Copy each line holding the string "中药配方颗粒".

(Dataset records)
..........
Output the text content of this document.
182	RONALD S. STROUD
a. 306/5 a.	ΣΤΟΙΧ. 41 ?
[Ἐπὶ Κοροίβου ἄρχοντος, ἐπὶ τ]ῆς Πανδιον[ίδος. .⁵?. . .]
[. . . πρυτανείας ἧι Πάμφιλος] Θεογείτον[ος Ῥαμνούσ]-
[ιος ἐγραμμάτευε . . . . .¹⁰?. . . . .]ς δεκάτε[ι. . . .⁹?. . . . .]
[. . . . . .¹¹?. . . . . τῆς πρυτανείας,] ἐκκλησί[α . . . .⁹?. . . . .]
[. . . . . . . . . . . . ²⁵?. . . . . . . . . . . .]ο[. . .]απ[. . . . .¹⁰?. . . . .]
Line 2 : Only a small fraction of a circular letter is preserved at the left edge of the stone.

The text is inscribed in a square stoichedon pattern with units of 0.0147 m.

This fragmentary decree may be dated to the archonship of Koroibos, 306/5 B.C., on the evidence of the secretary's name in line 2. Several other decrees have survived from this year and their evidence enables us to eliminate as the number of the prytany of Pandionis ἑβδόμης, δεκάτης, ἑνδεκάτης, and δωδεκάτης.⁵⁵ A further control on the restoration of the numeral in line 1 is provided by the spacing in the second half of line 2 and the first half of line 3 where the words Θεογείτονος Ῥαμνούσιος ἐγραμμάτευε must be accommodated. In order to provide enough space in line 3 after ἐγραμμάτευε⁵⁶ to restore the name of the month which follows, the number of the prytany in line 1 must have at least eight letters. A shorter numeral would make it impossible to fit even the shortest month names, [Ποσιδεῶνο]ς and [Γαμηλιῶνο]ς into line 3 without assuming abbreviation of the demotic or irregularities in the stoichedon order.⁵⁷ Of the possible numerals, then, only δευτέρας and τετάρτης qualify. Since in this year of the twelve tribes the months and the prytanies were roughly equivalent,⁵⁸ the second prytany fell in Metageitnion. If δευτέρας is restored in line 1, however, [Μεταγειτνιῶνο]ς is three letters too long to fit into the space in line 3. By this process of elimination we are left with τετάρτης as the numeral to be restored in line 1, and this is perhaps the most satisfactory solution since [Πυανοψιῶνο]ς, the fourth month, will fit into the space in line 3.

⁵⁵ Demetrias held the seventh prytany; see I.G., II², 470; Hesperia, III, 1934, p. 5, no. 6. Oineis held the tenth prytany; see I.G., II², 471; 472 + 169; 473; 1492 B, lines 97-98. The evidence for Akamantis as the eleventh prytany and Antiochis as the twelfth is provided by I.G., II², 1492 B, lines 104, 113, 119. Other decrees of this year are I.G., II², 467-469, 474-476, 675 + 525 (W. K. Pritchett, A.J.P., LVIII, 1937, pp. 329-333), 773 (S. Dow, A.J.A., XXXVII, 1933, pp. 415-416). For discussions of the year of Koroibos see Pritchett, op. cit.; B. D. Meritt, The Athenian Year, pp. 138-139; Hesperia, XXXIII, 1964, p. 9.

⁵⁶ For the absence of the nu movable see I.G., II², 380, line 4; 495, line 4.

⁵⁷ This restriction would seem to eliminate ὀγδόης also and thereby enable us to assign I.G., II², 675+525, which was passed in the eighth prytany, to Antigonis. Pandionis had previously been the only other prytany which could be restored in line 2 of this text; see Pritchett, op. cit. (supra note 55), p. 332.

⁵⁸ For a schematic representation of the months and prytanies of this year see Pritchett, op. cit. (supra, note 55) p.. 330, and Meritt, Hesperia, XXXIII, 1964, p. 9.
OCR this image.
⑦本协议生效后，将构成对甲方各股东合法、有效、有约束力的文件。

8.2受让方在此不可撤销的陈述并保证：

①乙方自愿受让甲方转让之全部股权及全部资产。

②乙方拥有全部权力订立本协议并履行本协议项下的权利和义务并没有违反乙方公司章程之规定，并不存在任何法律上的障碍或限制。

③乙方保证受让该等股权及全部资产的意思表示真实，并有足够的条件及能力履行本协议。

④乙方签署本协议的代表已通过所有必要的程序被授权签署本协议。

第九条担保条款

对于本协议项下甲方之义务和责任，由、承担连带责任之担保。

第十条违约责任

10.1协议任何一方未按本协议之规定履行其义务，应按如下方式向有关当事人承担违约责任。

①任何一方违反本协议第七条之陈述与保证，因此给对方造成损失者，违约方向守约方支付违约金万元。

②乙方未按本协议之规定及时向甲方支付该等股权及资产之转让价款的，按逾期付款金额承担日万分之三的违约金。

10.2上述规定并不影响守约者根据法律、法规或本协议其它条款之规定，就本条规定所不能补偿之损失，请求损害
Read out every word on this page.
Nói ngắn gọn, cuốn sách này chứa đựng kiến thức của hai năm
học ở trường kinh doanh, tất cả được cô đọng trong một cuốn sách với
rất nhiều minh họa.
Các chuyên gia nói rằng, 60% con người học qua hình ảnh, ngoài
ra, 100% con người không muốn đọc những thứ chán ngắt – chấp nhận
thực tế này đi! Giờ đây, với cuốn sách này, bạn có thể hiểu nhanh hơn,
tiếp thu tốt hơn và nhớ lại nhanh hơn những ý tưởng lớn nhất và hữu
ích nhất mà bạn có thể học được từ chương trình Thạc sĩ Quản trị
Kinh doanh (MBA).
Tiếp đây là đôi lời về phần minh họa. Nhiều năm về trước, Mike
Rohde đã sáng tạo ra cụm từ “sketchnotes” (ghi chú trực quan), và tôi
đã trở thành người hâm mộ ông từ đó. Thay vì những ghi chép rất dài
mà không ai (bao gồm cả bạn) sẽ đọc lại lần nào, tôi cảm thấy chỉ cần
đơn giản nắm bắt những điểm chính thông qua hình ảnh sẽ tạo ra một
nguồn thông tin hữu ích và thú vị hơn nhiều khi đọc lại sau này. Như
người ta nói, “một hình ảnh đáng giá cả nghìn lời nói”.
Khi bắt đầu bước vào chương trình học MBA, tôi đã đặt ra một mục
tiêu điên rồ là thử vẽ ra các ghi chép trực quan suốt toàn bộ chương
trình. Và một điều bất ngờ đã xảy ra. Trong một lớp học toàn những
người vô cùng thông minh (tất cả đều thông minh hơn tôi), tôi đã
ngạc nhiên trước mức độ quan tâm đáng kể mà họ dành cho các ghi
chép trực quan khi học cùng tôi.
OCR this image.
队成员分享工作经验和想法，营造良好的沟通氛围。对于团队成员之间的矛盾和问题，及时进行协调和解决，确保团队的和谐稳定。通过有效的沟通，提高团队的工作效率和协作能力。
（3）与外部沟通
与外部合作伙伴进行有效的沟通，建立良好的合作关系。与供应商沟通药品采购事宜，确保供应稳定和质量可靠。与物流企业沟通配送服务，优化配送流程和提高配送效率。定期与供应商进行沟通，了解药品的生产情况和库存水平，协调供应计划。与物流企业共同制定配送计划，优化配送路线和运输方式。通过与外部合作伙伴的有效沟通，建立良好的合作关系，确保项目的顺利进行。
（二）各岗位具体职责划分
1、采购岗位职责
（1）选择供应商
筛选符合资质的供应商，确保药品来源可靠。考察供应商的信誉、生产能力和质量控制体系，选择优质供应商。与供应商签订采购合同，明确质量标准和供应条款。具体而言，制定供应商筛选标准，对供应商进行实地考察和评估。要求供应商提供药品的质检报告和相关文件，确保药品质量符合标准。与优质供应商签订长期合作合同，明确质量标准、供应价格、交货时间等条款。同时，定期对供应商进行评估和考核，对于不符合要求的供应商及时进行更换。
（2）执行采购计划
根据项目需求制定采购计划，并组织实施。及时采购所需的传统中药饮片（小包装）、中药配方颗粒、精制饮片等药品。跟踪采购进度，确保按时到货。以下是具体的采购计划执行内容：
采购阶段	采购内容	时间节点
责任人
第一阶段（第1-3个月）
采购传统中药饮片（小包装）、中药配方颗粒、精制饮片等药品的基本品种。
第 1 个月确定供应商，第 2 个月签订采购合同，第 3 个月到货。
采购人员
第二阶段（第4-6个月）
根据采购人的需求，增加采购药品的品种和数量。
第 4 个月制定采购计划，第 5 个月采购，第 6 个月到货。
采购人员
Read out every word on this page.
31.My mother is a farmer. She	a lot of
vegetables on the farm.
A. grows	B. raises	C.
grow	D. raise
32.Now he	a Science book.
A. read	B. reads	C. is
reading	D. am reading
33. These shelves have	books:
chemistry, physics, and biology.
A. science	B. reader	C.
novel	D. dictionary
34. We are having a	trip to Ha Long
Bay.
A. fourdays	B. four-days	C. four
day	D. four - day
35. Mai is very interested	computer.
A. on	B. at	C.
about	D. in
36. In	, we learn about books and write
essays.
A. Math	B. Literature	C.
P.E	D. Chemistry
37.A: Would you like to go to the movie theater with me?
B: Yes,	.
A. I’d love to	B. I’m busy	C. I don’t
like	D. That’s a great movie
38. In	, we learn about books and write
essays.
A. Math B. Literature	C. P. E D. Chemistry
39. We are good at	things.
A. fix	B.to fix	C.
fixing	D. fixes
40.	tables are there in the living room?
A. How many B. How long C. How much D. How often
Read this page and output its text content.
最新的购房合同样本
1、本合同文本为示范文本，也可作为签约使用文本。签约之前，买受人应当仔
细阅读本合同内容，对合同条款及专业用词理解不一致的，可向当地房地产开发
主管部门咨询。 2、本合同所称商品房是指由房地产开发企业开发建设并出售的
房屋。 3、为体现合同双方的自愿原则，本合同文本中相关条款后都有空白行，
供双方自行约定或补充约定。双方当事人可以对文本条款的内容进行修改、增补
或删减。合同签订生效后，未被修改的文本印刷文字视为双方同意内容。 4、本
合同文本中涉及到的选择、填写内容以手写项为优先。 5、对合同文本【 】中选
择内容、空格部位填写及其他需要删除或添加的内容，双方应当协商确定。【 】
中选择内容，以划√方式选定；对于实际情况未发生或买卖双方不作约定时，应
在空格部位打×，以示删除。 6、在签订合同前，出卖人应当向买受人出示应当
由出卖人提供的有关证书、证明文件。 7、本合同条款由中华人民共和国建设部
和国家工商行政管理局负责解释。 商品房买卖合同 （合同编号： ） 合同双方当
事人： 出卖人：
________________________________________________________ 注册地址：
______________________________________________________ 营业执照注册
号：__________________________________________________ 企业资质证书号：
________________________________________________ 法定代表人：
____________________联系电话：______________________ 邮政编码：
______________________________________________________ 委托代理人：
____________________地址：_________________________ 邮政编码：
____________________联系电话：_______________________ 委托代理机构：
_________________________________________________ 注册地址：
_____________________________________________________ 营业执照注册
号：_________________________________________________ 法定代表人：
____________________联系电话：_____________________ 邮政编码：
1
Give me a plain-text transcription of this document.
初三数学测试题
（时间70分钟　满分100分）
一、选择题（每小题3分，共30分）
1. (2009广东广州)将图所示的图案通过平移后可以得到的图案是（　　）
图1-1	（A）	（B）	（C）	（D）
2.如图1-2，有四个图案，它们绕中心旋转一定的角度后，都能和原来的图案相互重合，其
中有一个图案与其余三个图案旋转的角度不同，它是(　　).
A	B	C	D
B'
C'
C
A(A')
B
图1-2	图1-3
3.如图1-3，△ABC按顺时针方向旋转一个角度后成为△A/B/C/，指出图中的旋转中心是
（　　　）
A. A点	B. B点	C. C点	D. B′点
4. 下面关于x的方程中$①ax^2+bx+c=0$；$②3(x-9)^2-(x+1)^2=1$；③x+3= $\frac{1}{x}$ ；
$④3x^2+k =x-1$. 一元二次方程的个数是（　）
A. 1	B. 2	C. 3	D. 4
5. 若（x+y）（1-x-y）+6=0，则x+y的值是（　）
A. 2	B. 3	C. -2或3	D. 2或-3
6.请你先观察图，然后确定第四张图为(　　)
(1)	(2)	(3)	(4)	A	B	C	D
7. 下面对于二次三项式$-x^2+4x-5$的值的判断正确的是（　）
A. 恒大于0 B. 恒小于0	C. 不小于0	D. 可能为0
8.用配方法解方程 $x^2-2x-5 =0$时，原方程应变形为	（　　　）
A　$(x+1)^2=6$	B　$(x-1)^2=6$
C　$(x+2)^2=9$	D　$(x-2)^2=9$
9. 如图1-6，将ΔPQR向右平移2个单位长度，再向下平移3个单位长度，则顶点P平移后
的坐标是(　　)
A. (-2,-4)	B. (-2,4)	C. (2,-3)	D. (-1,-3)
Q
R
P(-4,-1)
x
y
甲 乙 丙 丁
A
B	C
..........
*IN RESPONSE*.
根据项目需求制定采购计划，并组织实施。及时采购所需的传统中药饮片（小包装）、中药配方颗粒、精制饮片等药品。跟踪采购进度，确保按时到货。以下是具体的采购计划执行内容：
采购传统中药饮片（小包装）、中药配方颗粒、精制饮片等药品的基本品种。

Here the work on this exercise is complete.